**Challenge**
Return the lines below verbatim, from the first line of the records up to and including the line with "tree — [1848, 454, 1874, 488]".

**Data for processing**
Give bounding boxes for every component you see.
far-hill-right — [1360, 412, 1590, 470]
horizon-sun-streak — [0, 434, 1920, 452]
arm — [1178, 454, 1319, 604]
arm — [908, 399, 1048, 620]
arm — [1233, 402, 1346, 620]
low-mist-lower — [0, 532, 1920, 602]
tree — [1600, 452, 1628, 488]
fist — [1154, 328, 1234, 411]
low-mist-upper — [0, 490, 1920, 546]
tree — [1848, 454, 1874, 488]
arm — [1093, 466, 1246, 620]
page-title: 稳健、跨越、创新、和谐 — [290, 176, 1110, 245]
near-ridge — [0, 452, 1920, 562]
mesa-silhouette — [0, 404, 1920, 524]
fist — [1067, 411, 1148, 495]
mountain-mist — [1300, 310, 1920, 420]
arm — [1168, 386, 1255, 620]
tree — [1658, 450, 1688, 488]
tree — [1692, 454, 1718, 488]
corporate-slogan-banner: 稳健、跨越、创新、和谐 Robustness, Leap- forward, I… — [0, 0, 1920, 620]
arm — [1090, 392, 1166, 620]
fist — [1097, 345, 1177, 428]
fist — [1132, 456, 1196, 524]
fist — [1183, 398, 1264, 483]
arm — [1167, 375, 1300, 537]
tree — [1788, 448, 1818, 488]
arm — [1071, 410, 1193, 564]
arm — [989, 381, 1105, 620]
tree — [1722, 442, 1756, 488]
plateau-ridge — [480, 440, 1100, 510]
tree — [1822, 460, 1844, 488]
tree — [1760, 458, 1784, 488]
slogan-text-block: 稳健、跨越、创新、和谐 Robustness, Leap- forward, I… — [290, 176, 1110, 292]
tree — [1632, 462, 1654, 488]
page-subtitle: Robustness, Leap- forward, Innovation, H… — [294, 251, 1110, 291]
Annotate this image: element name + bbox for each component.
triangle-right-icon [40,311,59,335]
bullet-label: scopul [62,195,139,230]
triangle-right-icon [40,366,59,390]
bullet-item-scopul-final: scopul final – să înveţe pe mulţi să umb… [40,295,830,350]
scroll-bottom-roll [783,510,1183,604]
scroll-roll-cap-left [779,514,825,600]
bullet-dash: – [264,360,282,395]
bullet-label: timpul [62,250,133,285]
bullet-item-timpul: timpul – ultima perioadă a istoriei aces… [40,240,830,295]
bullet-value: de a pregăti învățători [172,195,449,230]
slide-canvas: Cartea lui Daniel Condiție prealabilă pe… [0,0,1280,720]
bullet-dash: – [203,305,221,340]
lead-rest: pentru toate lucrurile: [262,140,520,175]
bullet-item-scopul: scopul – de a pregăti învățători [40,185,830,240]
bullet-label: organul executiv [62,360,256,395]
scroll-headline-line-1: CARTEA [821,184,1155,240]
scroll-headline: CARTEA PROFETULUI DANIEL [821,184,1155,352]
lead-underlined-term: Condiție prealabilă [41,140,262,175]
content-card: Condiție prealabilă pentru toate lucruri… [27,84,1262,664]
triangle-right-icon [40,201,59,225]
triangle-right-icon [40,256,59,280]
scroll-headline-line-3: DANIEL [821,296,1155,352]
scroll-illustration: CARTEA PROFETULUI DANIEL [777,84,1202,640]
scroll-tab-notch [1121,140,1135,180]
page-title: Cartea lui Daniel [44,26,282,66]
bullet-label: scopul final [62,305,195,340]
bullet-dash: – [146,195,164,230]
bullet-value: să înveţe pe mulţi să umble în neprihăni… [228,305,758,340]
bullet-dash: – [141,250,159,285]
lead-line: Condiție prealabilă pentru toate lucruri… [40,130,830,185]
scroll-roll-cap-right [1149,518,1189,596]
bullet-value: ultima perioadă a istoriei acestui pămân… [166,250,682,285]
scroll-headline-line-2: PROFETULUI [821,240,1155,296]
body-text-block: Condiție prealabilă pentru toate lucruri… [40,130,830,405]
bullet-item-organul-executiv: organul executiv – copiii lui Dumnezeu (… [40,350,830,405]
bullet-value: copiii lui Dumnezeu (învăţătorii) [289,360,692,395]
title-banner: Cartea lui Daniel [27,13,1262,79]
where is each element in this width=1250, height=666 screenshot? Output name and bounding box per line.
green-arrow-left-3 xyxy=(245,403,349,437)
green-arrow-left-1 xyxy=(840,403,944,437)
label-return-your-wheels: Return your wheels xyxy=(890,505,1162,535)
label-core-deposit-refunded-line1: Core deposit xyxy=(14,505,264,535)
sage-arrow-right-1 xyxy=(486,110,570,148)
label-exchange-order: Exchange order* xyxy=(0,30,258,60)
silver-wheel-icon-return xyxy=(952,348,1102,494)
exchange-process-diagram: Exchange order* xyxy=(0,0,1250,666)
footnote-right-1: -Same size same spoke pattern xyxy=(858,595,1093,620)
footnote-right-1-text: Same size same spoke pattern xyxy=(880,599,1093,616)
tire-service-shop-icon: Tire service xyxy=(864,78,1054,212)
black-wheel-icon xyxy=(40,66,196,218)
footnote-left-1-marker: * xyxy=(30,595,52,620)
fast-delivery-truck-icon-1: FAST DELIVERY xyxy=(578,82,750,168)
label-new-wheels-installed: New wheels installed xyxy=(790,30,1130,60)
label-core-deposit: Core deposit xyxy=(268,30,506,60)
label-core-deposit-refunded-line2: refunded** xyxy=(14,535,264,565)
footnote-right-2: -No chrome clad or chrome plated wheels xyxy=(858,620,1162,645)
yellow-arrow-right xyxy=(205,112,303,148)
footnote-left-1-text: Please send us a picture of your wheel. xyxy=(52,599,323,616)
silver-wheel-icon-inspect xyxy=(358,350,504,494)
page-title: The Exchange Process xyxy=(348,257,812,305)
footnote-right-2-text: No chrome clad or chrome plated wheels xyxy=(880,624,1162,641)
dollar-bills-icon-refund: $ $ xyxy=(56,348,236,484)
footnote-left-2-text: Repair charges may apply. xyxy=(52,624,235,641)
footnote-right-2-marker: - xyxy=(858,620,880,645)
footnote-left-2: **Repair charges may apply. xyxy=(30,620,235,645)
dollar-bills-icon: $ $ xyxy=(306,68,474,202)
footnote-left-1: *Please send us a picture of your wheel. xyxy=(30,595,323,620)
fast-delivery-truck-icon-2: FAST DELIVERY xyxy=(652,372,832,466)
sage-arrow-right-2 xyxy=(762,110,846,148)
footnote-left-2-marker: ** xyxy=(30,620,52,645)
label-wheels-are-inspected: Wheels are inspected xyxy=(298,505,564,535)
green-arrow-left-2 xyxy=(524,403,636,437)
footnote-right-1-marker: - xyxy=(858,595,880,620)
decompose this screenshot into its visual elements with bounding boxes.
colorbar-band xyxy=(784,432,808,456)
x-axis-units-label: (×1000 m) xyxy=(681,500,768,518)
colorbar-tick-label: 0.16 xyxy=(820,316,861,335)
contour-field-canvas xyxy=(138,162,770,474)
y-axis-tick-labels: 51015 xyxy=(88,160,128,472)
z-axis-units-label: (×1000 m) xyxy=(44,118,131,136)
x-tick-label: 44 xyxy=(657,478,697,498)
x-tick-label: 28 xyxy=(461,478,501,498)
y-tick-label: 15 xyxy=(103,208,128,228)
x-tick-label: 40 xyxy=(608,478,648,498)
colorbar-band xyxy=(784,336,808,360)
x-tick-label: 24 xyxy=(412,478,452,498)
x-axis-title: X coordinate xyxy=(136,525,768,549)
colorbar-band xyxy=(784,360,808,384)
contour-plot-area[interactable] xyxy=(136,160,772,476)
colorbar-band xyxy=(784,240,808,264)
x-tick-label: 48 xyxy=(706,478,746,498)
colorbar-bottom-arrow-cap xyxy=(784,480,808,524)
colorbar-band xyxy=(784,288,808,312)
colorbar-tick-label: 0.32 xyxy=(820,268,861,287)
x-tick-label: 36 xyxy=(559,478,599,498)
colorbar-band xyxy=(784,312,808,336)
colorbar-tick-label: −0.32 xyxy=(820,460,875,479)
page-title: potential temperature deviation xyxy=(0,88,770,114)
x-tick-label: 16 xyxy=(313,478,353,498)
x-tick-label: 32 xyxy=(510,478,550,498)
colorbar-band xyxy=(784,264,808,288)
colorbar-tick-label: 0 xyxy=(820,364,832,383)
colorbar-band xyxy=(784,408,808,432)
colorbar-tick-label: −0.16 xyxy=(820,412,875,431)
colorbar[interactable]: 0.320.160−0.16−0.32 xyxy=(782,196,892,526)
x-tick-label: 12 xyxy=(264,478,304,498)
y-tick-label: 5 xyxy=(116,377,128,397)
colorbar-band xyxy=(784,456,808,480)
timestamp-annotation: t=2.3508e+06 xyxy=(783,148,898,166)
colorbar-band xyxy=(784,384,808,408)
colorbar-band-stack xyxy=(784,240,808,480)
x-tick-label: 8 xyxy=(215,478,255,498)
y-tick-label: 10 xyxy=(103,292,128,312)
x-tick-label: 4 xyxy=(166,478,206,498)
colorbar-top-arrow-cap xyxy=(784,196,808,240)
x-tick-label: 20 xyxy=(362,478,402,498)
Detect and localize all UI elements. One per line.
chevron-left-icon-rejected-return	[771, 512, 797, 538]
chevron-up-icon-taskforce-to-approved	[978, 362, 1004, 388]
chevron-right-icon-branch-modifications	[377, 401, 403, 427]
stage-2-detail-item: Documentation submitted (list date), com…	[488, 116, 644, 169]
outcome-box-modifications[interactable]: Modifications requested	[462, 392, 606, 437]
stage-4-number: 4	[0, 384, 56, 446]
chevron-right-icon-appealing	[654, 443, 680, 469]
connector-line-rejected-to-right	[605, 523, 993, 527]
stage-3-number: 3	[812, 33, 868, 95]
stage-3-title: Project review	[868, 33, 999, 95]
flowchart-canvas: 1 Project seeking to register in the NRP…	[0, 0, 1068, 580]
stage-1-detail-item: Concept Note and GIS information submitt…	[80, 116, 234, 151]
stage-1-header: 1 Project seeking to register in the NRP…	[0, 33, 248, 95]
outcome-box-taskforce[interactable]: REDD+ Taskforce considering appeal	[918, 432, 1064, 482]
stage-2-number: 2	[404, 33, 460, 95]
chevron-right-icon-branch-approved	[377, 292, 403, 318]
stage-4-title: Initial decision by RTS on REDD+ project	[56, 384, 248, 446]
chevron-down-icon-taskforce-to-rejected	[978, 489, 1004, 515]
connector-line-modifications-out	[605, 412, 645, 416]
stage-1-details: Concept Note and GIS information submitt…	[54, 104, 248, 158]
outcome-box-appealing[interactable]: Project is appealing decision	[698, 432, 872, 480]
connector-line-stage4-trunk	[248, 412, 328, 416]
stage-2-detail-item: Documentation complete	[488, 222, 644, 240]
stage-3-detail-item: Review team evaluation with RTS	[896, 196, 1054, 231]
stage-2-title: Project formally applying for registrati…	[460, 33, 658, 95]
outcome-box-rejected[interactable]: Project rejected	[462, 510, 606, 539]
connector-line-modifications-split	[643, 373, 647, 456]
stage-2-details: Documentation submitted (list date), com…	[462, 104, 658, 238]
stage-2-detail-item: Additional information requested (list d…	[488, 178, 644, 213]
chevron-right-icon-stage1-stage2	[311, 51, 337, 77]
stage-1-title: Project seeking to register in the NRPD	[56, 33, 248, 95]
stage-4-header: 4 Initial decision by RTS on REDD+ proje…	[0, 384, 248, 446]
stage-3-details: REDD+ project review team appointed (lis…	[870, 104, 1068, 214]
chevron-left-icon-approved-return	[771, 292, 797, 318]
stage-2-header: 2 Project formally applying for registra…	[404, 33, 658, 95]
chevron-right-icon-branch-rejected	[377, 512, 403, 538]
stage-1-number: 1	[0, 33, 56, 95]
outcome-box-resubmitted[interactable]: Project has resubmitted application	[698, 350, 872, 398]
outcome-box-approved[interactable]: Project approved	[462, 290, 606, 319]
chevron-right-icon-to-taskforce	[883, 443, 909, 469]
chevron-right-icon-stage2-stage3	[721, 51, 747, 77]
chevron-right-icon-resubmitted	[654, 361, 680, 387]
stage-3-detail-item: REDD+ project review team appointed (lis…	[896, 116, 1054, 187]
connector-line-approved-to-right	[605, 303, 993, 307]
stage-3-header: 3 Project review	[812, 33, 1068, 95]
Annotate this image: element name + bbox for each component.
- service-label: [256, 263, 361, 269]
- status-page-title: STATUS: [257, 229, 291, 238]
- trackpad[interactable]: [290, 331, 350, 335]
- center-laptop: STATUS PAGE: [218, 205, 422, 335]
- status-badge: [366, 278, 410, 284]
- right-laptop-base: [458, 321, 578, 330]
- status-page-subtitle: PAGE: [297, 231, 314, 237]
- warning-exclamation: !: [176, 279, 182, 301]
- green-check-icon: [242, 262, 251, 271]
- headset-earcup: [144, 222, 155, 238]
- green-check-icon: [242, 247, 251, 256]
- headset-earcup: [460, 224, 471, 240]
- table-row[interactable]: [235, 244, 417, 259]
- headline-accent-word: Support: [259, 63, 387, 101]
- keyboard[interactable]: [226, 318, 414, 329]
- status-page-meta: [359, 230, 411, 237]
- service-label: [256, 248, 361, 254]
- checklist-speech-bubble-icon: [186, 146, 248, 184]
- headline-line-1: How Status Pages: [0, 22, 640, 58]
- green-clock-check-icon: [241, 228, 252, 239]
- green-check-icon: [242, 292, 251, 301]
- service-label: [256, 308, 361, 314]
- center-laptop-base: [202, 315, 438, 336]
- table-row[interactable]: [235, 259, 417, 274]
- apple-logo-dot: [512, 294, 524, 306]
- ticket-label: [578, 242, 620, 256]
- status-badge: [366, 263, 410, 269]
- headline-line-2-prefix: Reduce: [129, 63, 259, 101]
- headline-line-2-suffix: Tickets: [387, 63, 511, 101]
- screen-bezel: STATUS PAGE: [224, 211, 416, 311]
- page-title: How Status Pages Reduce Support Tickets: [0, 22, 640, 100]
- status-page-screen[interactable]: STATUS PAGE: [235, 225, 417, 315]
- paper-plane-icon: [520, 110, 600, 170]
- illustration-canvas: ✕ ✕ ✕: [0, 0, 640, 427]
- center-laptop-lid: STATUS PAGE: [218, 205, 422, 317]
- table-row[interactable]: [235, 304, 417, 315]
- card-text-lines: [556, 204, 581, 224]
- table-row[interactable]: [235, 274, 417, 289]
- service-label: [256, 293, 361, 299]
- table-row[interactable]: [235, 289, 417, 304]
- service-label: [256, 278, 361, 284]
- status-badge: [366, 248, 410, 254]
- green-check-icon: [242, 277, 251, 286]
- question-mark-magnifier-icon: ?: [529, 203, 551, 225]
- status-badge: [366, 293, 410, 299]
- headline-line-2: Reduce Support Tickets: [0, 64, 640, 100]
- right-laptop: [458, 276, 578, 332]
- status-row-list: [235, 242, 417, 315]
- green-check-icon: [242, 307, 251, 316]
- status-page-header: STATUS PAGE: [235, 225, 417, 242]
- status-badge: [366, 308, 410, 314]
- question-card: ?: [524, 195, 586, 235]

**Exercise response**
Give bounding boxes for every component you see.
far-hill-right — [1360, 412, 1590, 470]
horizon-sun-streak — [0, 434, 1920, 452]
arm — [1178, 454, 1319, 604]
arm — [908, 399, 1048, 620]
arm — [1233, 402, 1346, 620]
low-mist-lower — [0, 532, 1920, 602]
tree — [1600, 452, 1628, 488]
fist — [1154, 328, 1234, 411]
low-mist-upper — [0, 490, 1920, 546]
tree — [1848, 454, 1874, 488]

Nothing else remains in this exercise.